[WHAT YOU WILL DO] Repeat the listing that follows, character for character, minus the pictures.

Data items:

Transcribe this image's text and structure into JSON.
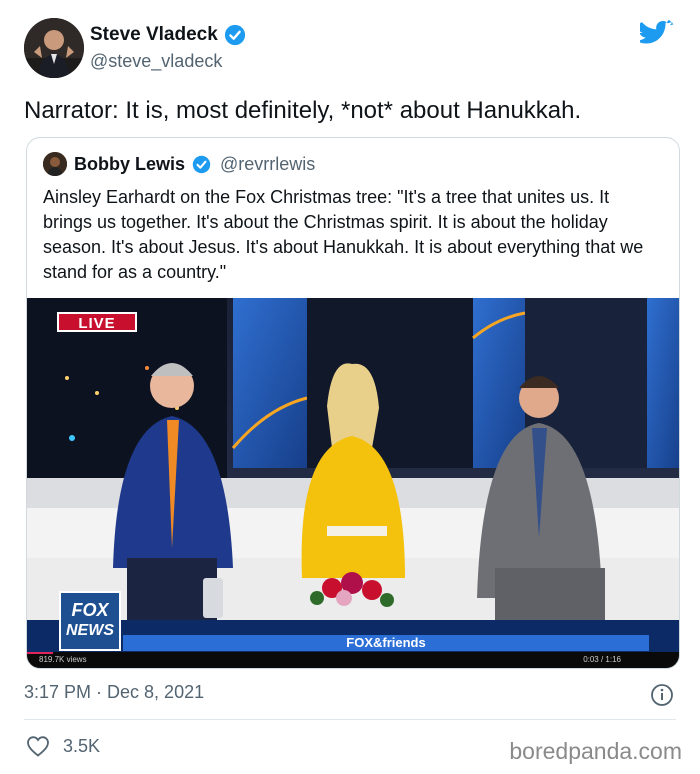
{
  "tweet": {
    "author": {
      "name": "Steve Vladeck",
      "handle": "@steve_vladeck"
    },
    "text": "Narrator: It is, most definitely, *not* about Hanukkah.",
    "timestamp": "3:17 PM · Dec 8, 2021",
    "likes": "3.5K"
  },
  "quote": {
    "author": {
      "name": "Bobby Lewis",
      "handle": "@revrrlewis"
    },
    "text": "Ainsley Earhardt on the Fox Christmas tree: \"It's a tree that unites us. It brings us together. It's about the Christmas spirit. It is about the holiday season. It's about Jesus. It's about Hanukkah. It is about everything that we stand for as a country.\""
  },
  "video": {
    "live_label": "LIVE",
    "logo_line1": "FOX",
    "logo_line2": "NEWS",
    "banner": "FOX&friends",
    "views": "819.7K views",
    "time": "0:03 / 1:16",
    "progress": 0.04
  },
  "watermark": "boredpanda.com",
  "colors": {
    "twitter_blue": "#1d9bf0",
    "text": "#0f1419",
    "secondary": "#536471",
    "border": "#cfd9de",
    "live_red": "#c8102e"
  },
  "icons": [
    "verified-badge-icon",
    "twitter-bird-icon",
    "info-icon",
    "heart-icon"
  ]
}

[ANSWER IN FULL]
Transcribe this image's text and structure into JSON.
{
  "tweet": {
    "author": {
      "name": "Steve Vladeck",
      "handle": "@steve_vladeck"
    },
    "text": "Narrator: It is, most definitely, *not* about Hanukkah.",
    "timestamp": "3:17 PM · Dec 8, 2021",
    "likes": "3.5K"
  },
  "quote": {
    "author": {
      "name": "Bobby Lewis",
      "handle": "@revrrlewis"
    },
    "text": "Ainsley Earhardt on the Fox Christmas tree: \"It's a tree that unites us. It brings us together. It's about the Christmas spirit. It is about the holiday season. It's about Jesus. It's about Hanukkah. It is about everything that we stand for as a country.\""
  },
  "video": {
    "live_label": "LIVE",
    "logo_line1": "FOX",
    "logo_line2": "NEWS",
    "banner": "FOX&friends",
    "views": "819.7K views",
    "time": "0:03 / 1:16",
    "progress": 0.04
  },
  "watermark": "boredpanda.com",
  "colors": {
    "twitter_blue": "#1d9bf0",
    "text": "#0f1419",
    "secondary": "#536471",
    "border": "#cfd9de",
    "live_red": "#c8102e"
  },
  "icons": [
    "verified-badge-icon",
    "twitter-bird-icon",
    "info-icon",
    "heart-icon"
  ]
}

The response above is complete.